** Start Excerpt provided **

# Northern New England and Nova Scotia



## TSOJOURNER (Dec 16, 1999)

We are planning a trip north from LI Sound to Nova Scotia. We have researched and read about several places but wanted to get recommendations from Sailnets sailors on both places to stop and routes (ie Cape Cod canal vs outside). This is being planned as a round trip leaving mid July returning end of August or September. Thanks ahead of time for your suggestions, insight, and advice.
Cheers

S/V Noka
36' Caroff Exploration Special
Easy Haddam, CT


----------



## TSOJOURNER (Dec 16, 1999)

You will have to say a lot more about what kind of sailing you do and what kind of trip you want to make if you want relevant comments. I have made the trip from the south shore of LI to Maine many times over the years (probably over 20). A friend that loves spending time in isolated harbors far Down East, leaves the south shore, heads south to the Gulf Stream and then two nights later is in Northern Maine. We like the trip and the places in between, so we harbor hop north. Up through Buzzards Bay and the CC canal and so on. If this is your style then I can offer lots of comments, but if you are interested in spending most of your time in Nova Scotia, I would have a lot less to say.


----------



## TSOJOURNER (Dec 16, 1999)

Thanks GC. Here is a little more info.

** End Excerpt provided **

• _The exercise_:
Can you transcribe the whole forum thread above about sailing to Nova Scotia, word for word?

** Start Data **

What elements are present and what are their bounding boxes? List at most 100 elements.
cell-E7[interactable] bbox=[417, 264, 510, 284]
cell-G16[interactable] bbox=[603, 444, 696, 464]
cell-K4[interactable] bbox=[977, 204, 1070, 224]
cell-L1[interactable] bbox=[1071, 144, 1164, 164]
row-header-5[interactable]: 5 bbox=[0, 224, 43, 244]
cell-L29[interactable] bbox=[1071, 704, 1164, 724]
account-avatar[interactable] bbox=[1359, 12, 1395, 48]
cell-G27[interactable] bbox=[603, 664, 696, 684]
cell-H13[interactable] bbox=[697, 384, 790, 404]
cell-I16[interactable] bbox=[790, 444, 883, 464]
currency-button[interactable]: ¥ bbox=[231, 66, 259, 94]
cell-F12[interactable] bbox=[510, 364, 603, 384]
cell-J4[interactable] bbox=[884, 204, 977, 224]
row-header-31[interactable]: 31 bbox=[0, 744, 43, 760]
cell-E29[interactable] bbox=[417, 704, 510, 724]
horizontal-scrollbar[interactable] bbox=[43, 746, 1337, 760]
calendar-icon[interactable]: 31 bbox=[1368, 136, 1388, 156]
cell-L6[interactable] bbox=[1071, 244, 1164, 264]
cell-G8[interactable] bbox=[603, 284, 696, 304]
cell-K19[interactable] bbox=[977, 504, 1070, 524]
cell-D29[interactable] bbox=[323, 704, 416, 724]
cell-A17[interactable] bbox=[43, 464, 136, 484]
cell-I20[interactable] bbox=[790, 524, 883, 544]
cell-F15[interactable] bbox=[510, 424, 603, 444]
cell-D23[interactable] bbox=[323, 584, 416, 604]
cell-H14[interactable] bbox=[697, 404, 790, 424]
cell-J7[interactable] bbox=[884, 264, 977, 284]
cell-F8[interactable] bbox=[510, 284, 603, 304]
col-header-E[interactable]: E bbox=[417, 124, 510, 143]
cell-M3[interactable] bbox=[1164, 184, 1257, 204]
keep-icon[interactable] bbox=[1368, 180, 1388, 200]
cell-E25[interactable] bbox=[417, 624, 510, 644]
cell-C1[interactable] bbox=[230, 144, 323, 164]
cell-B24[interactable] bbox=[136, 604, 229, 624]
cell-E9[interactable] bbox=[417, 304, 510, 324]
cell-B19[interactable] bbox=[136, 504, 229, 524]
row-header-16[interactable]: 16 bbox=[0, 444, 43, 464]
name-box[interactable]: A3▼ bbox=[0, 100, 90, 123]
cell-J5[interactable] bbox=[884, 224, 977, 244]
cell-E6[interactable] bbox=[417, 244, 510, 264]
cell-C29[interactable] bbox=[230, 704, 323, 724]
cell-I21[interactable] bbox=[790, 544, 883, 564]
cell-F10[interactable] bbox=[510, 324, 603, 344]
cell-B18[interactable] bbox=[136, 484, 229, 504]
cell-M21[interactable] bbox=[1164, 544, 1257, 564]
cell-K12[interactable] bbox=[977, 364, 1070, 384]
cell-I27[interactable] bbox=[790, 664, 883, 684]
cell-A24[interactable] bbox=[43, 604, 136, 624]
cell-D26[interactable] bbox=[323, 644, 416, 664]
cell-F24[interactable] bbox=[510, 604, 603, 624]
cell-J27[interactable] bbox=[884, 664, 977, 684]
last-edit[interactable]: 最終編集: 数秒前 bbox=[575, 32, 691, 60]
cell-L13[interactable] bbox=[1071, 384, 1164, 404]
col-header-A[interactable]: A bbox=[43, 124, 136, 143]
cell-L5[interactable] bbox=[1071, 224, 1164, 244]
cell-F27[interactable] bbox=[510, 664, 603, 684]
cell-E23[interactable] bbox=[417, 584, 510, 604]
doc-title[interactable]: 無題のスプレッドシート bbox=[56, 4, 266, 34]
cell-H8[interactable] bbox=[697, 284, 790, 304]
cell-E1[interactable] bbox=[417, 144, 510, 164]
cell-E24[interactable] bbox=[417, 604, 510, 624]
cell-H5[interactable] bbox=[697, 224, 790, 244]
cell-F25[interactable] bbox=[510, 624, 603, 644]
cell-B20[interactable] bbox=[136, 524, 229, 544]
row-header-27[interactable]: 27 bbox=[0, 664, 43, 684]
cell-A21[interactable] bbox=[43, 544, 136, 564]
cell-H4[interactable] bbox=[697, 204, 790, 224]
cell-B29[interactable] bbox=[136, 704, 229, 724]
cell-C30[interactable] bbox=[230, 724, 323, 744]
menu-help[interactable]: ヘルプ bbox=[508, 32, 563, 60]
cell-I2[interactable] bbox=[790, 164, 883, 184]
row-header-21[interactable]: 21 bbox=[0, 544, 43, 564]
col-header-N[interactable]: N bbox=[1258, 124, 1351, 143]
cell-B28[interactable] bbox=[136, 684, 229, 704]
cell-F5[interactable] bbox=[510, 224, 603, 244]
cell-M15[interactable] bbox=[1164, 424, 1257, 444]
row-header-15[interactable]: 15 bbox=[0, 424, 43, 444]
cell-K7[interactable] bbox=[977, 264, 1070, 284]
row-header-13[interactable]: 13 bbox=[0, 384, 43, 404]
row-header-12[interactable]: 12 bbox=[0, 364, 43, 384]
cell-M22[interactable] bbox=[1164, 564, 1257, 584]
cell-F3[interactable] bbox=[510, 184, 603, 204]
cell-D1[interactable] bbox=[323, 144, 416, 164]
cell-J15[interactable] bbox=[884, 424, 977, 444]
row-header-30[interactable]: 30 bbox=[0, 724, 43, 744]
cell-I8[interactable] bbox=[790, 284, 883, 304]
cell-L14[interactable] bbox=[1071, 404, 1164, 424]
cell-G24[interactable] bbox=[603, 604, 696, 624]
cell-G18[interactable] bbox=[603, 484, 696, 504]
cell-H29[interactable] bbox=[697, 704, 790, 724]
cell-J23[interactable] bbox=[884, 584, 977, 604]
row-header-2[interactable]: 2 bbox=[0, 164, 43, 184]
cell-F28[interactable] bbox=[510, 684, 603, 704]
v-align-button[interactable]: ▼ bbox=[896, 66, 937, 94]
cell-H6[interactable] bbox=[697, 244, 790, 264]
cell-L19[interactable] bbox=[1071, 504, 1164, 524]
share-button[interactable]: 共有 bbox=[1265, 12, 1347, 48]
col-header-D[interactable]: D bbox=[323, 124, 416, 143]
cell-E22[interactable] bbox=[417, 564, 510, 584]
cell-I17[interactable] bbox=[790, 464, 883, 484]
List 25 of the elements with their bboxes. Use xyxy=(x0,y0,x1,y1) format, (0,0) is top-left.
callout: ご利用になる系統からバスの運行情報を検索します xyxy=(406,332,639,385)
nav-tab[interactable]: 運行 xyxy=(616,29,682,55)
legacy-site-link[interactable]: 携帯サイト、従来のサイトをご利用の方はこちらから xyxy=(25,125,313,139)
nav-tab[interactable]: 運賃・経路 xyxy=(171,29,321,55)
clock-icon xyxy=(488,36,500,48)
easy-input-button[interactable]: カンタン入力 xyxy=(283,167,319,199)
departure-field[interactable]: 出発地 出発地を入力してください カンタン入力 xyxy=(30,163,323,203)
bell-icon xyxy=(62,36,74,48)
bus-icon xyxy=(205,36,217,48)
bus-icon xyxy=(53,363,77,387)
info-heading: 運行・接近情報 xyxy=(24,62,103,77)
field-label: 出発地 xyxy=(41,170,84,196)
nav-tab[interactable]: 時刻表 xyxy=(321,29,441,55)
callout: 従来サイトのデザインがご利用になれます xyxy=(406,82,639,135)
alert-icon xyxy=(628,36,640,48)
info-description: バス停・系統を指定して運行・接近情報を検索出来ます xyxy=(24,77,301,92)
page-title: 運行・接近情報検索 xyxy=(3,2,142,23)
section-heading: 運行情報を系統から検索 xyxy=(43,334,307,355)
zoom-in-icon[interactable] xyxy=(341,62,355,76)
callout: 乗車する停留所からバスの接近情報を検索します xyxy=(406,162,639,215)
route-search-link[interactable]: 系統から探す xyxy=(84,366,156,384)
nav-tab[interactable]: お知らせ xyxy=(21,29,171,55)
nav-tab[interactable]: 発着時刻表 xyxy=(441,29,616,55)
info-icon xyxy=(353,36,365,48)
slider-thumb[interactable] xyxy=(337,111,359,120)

** End Data **

• _Answer_:
# Northern New England and Nova Scotia



## TSOJOURNER (Dec 16, 1999)

We are planning a trip north from LI Sound to Nova Scotia. We have researched and read about several places but wanted to get recommendations from Sailnets sailors on both places to stop and routes (ie Cape Cod canal vs outside). This is being planned as a round trip leaving mid July returning end of August or September. Thanks ahead of time for your suggestions, insight, and advice.
Cheers

S/V Noka
36' Caroff Exploration Special
Easy Haddam, CT


----------



## TSOJOURNER (Dec 16, 1999)

You will have to say a lot more about what kind of sailing you do and what kind of trip you want to make if you want relevant comments. I have made the trip from the south shore of LI to Maine many times over the years (probably over 20). A friend that loves spending time in isolated harbors far Down East, leaves the south shore, heads south to the Gulf Stream and then two nights later is in Northern Maine. We like the trip and the places in between, so we harbor hop north. Up through Buzzards Bay and the CC canal and so on. If this is your style then I can offer lots of comments, but if you are interested in spending most of your time in Nova Scotia, I would have a lot less to say.


----------



## TSOJOURNER (Dec 16, 1999)

Thanks GC. Here is a little more info.